- Goal:
Look at each line of the records and count those with "Solve" in them. Please answer with the count alone.

- Provided records:

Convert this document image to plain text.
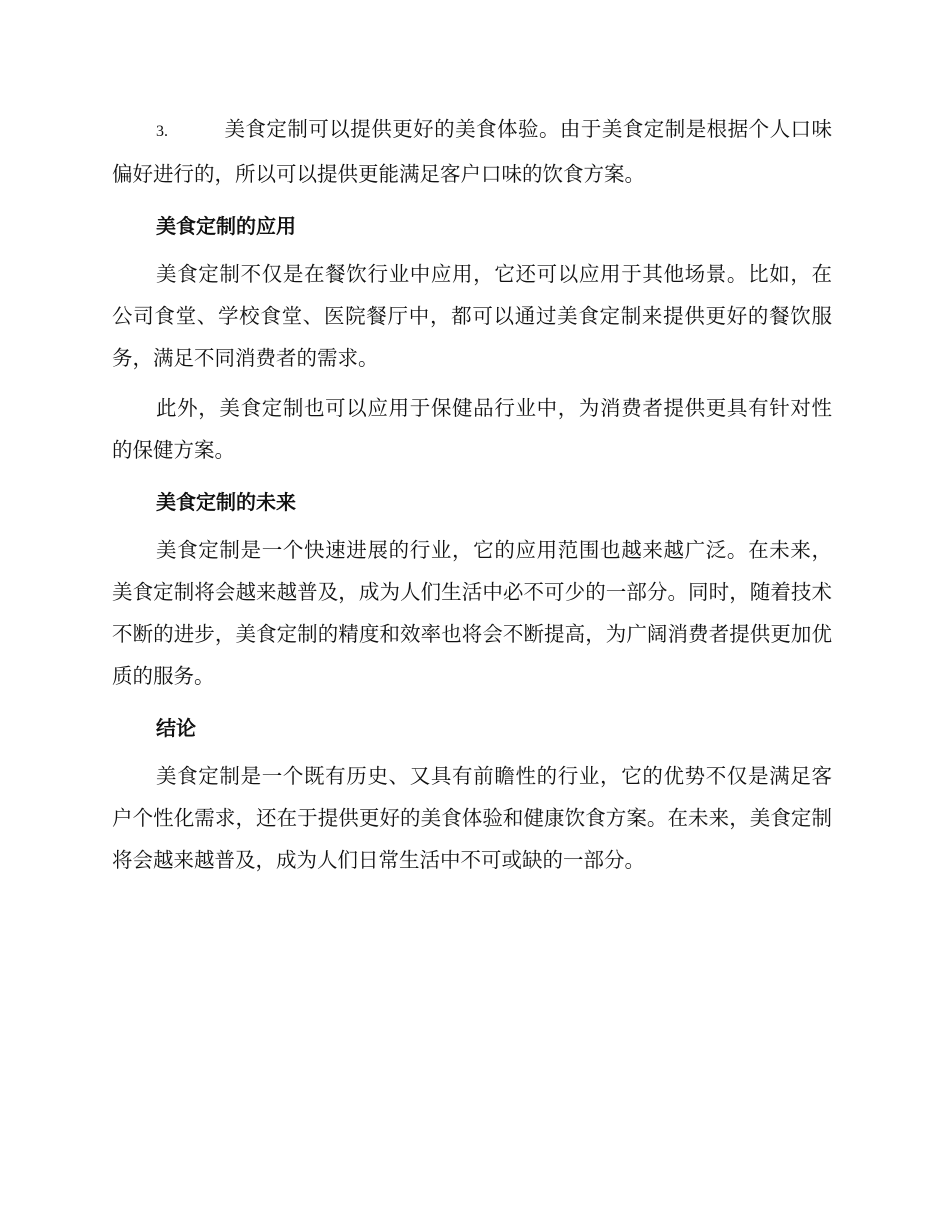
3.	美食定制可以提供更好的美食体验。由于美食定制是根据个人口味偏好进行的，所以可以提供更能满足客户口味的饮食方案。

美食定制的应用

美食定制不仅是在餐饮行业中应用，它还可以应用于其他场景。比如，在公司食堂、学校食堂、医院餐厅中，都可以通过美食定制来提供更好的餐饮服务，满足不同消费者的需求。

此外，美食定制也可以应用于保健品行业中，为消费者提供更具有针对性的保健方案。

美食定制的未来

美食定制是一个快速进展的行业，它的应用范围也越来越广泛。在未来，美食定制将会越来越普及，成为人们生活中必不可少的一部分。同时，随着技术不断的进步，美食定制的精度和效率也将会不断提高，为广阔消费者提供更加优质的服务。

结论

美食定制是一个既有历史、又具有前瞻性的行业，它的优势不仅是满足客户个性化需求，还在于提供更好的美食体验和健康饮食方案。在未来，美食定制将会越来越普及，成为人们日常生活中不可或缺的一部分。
==
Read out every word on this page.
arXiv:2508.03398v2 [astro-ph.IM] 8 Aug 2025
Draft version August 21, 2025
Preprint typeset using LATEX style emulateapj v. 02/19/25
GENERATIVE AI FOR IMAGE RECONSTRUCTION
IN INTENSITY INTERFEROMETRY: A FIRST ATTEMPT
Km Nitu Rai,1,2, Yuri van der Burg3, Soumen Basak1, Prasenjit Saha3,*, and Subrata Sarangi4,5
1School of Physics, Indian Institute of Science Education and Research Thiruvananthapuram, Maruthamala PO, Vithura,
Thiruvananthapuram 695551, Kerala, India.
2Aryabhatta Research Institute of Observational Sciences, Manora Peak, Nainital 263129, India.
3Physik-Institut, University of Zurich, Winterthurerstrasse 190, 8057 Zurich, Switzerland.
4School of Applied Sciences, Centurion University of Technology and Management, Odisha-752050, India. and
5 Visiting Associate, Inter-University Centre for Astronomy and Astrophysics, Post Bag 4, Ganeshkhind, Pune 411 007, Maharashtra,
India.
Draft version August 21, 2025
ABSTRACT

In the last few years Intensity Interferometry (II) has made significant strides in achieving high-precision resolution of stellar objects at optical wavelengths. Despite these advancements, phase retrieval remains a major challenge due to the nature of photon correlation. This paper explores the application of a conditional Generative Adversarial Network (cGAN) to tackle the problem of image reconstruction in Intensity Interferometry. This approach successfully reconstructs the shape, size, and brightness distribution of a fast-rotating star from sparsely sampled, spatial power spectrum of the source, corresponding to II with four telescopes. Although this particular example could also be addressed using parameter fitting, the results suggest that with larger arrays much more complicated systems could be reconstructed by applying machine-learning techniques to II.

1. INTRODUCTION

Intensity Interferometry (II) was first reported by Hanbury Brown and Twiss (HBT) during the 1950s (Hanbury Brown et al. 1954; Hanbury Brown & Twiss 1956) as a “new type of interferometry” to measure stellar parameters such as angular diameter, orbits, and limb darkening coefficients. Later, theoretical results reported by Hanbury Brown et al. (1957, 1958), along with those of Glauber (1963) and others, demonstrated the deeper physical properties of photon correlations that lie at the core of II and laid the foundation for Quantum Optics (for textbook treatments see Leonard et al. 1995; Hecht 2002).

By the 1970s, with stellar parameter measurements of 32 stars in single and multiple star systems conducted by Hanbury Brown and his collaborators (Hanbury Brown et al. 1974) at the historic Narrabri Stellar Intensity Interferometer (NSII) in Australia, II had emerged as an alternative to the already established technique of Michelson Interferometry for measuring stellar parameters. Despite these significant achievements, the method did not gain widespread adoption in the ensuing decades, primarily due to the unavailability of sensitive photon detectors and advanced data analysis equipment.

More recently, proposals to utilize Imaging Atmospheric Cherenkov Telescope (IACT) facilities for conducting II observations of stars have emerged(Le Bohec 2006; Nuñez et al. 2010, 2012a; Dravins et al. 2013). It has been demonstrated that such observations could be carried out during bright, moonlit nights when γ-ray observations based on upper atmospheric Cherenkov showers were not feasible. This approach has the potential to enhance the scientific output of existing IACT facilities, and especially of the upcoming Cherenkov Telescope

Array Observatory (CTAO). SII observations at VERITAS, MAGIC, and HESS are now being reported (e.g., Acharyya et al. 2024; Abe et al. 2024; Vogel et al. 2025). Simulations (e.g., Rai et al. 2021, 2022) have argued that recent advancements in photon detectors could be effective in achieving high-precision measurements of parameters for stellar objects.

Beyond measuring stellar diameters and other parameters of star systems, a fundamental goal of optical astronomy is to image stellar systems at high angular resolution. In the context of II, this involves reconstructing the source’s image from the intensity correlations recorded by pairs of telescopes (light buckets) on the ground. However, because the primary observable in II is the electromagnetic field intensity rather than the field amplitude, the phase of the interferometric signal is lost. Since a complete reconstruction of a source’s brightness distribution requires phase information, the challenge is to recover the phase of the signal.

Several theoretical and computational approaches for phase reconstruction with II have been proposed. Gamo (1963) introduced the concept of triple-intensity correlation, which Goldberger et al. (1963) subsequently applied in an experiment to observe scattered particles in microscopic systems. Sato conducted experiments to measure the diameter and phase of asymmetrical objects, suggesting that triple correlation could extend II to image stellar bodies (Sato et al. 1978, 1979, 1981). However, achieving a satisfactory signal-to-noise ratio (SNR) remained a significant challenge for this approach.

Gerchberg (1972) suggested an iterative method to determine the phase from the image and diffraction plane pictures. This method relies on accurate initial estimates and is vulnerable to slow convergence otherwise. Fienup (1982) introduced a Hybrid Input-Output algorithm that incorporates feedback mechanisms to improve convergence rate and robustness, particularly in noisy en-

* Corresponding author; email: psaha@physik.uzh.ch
==
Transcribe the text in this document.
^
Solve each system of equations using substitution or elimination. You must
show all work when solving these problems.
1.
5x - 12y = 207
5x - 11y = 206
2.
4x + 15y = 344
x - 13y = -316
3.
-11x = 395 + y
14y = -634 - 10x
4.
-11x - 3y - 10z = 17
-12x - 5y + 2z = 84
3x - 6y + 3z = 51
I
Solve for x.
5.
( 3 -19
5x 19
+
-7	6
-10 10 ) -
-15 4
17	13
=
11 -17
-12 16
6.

- Expected answer:
2